→ What is being asked: Where a line in the listing contains the string "text", copy that line out.

→ Extracted entries:
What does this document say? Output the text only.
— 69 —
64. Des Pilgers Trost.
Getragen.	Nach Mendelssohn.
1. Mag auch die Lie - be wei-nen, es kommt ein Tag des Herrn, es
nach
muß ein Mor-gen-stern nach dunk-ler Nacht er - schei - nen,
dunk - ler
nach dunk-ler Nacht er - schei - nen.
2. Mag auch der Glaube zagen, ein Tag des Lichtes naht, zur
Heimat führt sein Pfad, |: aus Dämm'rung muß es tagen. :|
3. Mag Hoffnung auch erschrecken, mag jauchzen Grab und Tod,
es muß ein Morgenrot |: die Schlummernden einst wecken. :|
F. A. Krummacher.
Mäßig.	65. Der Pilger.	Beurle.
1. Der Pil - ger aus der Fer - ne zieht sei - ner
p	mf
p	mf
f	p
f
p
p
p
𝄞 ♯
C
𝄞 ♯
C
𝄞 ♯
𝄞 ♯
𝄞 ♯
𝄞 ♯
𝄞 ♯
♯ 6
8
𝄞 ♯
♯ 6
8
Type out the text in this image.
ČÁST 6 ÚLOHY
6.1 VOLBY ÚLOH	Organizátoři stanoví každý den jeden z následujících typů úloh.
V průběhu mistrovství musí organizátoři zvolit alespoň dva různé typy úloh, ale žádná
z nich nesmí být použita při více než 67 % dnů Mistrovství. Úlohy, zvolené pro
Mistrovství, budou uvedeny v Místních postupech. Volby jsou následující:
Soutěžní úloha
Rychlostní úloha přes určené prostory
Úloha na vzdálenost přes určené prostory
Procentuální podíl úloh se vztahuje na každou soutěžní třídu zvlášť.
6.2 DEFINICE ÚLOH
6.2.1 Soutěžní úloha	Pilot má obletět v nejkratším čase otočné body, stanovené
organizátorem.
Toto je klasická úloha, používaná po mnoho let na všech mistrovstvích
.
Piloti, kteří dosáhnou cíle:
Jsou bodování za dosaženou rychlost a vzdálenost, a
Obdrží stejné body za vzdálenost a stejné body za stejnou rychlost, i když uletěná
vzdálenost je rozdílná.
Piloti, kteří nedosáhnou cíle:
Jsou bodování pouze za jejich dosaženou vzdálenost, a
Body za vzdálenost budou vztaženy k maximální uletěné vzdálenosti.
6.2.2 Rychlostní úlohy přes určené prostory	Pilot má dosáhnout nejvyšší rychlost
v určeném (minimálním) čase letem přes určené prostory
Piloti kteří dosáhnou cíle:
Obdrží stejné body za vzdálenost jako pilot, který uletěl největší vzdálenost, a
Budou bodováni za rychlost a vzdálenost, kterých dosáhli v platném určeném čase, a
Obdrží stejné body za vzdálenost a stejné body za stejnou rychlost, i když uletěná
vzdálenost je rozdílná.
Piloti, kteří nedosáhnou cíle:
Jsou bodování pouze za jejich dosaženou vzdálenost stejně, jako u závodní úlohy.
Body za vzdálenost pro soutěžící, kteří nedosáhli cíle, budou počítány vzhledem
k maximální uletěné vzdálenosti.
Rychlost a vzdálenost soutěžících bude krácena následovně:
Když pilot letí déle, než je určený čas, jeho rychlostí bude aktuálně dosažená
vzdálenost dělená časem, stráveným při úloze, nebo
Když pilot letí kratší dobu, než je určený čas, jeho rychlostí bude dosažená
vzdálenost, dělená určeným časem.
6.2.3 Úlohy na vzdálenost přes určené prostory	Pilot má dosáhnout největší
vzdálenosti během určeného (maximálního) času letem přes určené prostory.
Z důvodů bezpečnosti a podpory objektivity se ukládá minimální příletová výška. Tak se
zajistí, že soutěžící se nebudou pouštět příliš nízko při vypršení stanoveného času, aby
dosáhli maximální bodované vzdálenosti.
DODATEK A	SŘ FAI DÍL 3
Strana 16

→ Solved exercise:
What does this document say? Output the text only.
Type out the text in this image.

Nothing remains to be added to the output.